▶ _Directions_
Gather, from the data below, each line in which the word "ylabel" occurs.

- - - -

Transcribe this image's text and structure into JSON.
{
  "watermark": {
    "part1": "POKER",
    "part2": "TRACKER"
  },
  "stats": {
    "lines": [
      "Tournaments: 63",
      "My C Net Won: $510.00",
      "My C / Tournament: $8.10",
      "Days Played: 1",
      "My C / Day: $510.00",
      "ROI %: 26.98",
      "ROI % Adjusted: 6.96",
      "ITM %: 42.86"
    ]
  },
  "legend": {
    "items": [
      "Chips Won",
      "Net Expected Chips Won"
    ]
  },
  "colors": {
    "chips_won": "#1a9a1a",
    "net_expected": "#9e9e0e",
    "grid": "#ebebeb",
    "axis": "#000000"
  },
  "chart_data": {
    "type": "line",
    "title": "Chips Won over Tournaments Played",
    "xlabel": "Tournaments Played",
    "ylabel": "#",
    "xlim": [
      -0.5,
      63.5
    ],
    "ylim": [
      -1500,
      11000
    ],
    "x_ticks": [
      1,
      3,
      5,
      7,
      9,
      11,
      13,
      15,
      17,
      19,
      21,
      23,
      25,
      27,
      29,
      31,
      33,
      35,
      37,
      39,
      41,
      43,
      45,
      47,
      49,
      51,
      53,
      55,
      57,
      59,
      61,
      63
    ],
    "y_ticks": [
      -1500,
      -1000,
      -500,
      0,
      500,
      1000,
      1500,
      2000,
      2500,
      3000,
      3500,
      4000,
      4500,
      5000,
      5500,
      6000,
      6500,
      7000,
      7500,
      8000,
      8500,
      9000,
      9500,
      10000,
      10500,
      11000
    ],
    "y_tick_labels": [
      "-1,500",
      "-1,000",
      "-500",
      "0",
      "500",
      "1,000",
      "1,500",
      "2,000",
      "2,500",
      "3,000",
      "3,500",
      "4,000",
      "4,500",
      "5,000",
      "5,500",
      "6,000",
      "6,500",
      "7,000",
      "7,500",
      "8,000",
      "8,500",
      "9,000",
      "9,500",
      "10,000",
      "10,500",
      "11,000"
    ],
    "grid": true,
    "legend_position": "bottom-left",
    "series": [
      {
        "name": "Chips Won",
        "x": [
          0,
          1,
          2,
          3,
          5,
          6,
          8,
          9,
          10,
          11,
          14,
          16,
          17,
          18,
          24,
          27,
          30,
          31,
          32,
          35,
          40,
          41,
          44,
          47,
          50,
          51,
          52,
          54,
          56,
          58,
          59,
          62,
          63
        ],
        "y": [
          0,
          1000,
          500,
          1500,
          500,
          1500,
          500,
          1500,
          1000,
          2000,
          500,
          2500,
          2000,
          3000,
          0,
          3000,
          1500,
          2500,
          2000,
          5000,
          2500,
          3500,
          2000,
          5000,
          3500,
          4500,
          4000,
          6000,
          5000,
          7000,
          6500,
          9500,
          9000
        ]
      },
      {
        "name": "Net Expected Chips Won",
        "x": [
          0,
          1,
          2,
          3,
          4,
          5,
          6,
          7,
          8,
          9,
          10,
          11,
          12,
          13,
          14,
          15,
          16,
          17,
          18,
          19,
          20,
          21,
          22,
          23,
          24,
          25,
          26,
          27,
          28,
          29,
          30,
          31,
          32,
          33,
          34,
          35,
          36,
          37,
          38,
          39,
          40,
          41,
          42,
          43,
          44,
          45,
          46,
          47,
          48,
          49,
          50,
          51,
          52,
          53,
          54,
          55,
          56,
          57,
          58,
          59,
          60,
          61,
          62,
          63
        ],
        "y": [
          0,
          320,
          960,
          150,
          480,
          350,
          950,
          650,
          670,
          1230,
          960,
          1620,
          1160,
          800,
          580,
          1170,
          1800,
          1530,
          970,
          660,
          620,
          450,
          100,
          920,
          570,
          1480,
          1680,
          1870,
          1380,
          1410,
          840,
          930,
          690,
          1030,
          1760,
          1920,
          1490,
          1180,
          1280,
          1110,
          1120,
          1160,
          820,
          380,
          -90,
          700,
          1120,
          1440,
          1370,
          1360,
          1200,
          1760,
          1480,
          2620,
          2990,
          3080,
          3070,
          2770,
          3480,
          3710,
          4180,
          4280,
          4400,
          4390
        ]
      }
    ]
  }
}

- - - -

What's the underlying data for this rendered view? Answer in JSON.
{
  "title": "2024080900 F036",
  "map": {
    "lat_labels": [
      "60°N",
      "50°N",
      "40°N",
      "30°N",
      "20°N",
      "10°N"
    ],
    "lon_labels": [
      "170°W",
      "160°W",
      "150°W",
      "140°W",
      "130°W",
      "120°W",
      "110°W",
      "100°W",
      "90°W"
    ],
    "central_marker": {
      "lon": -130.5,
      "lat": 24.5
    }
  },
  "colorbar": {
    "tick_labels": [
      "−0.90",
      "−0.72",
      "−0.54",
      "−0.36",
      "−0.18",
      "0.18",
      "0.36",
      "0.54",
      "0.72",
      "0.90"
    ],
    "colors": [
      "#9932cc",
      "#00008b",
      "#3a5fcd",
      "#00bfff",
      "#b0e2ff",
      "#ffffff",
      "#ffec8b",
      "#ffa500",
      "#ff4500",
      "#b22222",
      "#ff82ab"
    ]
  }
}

- - - -

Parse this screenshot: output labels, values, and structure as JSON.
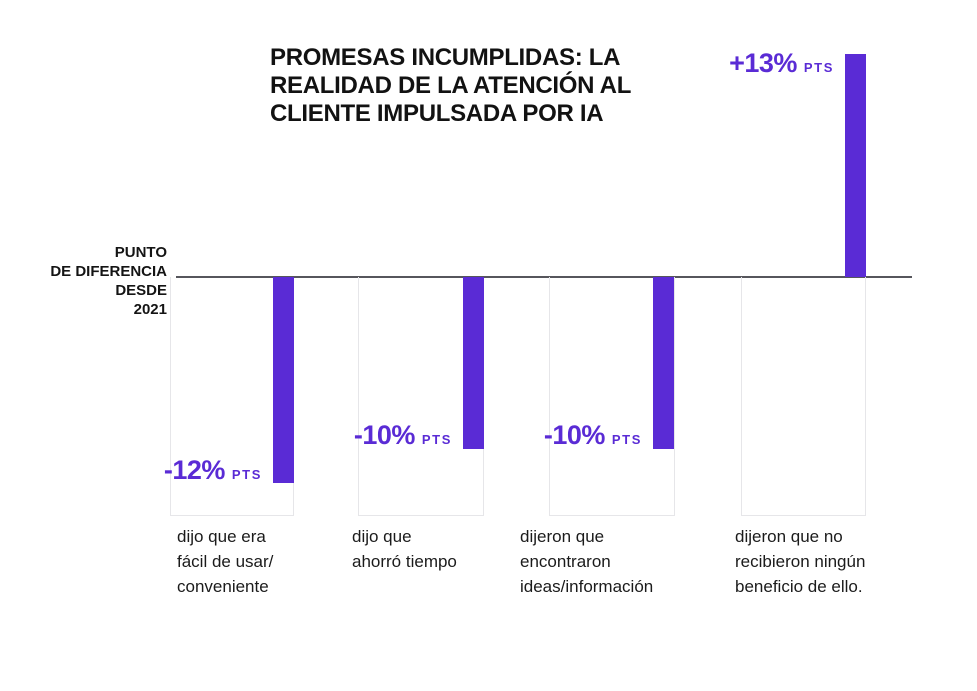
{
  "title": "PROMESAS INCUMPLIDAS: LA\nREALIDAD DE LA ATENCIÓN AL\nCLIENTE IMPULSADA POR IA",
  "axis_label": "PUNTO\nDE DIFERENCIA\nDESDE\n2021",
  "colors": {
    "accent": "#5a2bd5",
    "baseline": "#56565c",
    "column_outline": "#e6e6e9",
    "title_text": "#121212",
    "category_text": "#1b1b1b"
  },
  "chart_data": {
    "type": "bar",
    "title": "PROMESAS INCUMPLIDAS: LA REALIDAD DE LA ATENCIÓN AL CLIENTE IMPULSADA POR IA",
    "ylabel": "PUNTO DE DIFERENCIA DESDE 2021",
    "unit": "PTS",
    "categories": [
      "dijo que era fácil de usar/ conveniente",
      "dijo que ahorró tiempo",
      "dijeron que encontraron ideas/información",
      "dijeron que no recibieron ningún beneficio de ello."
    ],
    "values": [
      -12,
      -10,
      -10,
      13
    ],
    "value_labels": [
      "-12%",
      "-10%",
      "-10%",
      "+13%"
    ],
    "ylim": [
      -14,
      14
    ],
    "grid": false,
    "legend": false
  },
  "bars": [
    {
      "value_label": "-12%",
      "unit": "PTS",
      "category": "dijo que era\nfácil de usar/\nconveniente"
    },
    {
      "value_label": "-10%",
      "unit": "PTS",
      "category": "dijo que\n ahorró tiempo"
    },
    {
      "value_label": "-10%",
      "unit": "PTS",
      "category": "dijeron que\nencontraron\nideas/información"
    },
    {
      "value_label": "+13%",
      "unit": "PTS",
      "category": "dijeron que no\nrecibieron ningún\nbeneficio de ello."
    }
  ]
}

- - - -

▶ _Response to this task_
    "ylabel": "#",
    "ylabel": "PUNTO DE DIFERENCIA DESDE 2021",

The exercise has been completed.